**What to produce**:
Gather up every line that includes the string "تربیت".

┌────────

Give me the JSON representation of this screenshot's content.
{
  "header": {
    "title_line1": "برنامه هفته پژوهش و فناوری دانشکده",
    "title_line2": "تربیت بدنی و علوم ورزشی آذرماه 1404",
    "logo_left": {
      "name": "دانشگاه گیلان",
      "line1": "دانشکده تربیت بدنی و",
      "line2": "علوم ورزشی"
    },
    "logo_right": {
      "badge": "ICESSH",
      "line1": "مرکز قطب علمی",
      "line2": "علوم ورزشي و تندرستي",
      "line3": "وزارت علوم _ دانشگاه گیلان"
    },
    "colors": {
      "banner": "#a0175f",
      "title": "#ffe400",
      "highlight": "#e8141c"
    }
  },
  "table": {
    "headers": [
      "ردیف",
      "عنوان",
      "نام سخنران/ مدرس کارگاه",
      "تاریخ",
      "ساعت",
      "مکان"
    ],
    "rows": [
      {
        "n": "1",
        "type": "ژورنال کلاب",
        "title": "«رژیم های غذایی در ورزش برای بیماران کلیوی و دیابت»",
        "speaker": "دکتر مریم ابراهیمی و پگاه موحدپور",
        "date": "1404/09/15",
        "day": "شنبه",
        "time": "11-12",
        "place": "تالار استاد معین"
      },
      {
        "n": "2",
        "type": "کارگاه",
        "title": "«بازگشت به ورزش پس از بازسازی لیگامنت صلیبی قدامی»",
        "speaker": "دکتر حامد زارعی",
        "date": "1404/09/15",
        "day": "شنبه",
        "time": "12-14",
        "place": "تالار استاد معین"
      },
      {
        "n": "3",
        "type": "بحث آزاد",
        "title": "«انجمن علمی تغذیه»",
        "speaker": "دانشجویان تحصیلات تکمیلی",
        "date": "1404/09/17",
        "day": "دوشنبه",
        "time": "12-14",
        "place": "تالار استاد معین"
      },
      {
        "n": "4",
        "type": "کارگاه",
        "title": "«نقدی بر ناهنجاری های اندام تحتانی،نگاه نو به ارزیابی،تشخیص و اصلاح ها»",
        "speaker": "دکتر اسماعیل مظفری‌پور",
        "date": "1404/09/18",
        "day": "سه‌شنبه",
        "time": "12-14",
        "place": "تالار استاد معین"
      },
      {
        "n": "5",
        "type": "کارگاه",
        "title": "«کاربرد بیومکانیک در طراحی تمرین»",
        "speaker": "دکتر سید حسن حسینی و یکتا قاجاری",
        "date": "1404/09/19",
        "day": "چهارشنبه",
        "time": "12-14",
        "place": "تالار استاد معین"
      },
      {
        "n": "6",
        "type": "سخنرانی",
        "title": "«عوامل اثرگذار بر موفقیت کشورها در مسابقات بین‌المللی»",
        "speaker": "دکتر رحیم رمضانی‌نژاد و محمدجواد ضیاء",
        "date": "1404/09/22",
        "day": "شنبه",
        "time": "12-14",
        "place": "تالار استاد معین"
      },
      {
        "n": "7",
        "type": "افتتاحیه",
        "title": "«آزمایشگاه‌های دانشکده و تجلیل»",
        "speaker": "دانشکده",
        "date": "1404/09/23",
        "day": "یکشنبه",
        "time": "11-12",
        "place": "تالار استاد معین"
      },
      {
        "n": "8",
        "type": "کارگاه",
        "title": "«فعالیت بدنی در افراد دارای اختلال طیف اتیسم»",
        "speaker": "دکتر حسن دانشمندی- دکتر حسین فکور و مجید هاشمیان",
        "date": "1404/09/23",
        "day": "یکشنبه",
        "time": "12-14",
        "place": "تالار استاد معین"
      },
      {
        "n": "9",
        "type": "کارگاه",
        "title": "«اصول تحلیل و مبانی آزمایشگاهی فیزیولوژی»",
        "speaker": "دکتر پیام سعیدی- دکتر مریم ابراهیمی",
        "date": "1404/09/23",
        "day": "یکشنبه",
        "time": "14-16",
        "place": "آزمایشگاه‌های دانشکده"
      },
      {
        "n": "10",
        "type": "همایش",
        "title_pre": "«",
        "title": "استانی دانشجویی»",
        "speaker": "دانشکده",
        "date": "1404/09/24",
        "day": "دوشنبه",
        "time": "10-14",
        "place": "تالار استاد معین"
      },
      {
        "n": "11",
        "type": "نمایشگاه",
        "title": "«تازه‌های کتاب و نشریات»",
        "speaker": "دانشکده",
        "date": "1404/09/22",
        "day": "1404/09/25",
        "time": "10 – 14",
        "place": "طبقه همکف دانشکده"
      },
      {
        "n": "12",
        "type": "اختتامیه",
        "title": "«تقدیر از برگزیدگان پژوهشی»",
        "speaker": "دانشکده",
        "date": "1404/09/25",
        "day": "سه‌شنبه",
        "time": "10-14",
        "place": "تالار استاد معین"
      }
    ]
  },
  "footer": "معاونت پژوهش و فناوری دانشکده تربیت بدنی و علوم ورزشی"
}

└────────

**Solution to the exercise**:
    "title_line2": "تربیت بدنی و علوم ورزشی آذرماه 1404",
      "line1": "دانشکده تربیت بدنی و",
  "footer": "معاونت پژوهش و فناوری دانشکده تربیت بدنی و علوم ورزشی"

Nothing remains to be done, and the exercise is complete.